Collected data entries
>> START
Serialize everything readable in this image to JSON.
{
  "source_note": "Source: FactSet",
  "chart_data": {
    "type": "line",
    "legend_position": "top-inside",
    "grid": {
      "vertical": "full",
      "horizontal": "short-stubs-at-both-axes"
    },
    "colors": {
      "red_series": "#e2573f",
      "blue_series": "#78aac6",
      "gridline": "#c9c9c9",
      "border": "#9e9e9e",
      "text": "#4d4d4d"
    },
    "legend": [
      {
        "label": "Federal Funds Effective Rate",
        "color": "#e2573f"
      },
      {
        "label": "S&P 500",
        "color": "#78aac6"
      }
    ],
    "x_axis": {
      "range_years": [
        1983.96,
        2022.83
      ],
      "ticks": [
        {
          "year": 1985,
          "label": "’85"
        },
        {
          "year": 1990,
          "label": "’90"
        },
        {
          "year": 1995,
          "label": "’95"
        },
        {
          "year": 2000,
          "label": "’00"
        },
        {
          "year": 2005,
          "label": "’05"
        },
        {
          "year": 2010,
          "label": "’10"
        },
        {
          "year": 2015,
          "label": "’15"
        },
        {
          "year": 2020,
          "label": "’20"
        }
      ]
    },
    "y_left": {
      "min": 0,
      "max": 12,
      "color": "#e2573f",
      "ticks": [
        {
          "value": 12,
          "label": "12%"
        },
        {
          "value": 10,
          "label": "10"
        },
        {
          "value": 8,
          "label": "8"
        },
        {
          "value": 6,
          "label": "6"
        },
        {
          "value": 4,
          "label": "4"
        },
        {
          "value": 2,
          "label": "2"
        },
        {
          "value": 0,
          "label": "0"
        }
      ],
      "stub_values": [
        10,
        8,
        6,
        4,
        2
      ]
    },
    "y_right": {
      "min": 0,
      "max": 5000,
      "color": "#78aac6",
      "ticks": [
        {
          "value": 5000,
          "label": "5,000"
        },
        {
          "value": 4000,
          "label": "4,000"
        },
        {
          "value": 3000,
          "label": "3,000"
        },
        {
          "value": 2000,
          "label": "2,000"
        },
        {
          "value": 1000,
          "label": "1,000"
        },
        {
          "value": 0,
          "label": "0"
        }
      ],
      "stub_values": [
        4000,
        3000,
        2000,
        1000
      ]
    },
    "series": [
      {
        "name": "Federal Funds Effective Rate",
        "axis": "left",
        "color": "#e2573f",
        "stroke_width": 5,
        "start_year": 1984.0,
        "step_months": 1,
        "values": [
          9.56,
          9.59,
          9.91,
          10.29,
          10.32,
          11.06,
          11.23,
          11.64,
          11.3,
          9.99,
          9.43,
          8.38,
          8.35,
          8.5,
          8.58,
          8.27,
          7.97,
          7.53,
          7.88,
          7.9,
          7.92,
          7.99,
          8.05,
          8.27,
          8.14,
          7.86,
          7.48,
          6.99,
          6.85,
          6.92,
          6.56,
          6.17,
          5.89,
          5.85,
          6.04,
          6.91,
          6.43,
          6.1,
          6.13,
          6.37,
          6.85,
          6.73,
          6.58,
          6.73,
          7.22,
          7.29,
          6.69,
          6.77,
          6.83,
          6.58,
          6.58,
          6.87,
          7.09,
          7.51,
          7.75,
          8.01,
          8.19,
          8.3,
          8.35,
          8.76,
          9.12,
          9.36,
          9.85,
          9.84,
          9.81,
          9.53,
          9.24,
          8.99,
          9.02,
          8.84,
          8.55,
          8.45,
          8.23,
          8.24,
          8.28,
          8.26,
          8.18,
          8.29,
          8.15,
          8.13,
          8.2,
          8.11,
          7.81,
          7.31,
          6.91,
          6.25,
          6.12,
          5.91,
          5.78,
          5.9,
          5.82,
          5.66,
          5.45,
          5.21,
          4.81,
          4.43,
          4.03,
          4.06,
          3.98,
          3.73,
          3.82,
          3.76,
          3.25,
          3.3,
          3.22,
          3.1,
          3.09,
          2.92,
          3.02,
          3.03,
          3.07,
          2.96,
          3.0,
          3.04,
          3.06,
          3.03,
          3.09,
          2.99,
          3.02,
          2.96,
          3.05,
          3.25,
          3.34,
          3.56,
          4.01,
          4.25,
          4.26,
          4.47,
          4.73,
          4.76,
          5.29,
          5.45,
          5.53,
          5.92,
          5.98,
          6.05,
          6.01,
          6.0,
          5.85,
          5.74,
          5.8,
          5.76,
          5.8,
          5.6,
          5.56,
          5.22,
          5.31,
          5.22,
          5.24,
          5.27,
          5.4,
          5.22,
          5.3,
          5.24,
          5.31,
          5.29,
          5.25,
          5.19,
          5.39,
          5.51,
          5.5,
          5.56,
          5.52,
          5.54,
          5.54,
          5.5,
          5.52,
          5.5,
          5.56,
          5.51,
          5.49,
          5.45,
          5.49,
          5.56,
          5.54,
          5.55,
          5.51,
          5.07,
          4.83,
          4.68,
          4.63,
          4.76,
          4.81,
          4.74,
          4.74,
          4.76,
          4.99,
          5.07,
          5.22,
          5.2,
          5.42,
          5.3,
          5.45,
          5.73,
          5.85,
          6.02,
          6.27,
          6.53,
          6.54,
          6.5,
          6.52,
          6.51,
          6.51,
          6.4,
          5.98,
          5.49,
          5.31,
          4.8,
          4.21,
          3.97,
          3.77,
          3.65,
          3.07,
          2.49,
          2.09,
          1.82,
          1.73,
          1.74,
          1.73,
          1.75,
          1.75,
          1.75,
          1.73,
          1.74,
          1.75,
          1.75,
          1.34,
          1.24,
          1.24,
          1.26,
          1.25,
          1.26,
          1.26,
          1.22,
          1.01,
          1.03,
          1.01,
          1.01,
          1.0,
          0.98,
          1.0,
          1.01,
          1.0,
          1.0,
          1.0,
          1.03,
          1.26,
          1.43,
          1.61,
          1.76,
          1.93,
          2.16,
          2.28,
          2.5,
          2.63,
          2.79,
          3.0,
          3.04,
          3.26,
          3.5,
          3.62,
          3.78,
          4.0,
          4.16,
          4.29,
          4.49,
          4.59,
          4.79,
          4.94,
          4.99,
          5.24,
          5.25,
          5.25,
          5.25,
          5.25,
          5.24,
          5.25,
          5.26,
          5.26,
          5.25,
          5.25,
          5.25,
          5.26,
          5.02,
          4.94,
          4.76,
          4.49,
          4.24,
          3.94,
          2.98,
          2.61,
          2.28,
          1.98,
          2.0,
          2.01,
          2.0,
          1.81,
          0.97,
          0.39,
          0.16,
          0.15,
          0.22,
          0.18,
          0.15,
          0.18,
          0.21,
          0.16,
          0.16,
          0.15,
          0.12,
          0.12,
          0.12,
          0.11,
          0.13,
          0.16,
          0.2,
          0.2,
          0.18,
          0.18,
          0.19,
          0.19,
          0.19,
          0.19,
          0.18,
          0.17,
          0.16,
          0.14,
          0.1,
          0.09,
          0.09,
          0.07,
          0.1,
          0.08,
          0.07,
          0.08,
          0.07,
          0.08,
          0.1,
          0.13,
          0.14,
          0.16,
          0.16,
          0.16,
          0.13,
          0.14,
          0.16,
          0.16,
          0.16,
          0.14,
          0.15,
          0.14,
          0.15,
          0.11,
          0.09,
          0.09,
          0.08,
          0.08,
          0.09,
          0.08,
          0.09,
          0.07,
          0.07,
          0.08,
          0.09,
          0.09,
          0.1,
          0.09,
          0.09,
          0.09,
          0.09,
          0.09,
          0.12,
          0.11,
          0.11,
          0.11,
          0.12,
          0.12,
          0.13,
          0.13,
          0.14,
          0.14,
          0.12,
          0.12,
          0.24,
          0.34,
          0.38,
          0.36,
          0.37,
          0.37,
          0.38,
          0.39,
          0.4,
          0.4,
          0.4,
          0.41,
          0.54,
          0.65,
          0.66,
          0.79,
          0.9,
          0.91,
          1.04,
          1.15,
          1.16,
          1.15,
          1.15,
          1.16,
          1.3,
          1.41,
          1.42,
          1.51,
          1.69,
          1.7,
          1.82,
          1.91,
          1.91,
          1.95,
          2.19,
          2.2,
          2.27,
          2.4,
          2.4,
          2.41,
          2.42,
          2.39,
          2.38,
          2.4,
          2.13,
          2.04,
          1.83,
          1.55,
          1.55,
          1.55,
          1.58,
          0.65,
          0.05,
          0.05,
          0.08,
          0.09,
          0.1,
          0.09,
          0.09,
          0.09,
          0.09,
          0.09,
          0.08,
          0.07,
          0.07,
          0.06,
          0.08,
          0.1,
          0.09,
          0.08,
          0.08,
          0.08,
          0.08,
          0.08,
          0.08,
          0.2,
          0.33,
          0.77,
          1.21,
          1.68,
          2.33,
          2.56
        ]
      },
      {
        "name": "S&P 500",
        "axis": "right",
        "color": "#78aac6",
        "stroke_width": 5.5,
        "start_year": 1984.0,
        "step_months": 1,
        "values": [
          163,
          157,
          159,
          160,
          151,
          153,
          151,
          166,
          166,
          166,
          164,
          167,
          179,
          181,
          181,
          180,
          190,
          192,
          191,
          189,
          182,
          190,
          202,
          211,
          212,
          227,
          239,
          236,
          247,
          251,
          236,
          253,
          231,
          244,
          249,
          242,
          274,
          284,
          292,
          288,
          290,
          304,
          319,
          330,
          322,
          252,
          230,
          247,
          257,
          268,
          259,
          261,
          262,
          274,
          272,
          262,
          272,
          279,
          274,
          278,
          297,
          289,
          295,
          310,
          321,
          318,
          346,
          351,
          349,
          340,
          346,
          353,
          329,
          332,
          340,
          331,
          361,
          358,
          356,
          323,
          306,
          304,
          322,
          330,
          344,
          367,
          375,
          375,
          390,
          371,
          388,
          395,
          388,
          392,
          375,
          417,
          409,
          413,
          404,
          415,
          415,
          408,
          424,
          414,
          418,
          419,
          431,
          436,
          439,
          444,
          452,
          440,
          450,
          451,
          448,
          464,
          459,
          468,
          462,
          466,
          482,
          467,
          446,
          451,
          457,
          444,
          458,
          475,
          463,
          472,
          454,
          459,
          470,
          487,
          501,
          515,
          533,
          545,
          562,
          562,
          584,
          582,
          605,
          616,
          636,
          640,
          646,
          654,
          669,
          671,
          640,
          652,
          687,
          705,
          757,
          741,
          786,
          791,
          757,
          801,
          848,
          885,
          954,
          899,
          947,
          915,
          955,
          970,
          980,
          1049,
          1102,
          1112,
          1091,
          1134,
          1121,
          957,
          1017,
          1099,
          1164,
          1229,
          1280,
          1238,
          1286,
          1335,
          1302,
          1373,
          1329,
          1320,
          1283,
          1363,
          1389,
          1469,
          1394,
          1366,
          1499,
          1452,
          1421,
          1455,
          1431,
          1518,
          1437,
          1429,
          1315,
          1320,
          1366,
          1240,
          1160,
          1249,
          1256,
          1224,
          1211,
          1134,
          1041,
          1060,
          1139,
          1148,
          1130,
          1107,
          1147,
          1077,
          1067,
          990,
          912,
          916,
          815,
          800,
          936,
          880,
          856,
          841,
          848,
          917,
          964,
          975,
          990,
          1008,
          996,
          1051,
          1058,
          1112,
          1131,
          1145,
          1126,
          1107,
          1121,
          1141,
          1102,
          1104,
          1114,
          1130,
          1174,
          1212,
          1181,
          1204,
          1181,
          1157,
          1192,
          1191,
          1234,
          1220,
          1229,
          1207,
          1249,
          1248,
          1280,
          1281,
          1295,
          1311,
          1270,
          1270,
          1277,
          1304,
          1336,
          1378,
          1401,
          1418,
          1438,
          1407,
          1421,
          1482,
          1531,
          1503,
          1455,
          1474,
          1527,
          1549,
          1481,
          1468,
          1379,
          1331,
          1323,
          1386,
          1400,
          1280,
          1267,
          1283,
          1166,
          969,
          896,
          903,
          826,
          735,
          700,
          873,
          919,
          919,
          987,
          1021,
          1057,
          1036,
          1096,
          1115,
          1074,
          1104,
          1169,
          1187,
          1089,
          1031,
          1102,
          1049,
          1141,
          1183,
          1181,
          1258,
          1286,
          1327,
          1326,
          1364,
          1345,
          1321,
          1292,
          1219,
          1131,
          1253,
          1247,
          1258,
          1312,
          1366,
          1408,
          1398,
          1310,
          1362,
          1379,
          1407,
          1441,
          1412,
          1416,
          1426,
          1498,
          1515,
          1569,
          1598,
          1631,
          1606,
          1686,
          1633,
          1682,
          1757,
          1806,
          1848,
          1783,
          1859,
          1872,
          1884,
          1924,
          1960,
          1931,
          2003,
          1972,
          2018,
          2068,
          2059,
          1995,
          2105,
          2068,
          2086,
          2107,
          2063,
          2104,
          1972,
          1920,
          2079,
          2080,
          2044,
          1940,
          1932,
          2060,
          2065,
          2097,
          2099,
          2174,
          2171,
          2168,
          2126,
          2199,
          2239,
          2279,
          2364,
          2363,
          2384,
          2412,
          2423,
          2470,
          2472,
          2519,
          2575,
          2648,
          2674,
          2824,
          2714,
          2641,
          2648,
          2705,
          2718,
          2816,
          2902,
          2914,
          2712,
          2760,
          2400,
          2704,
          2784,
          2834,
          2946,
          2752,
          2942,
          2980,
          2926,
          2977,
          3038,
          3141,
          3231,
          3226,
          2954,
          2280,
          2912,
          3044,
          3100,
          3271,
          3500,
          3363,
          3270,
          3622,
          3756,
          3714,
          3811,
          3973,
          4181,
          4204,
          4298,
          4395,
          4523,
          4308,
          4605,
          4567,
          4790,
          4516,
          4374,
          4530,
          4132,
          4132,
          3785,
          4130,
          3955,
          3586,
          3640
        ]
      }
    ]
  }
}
>> END
■ **Problem statement**:
Return every line in the listing that contains the word "Funds".

■ **Exercise solution**:
        "label": "Federal Funds Effective Rate",
        "name": "Federal Funds Effective Rate",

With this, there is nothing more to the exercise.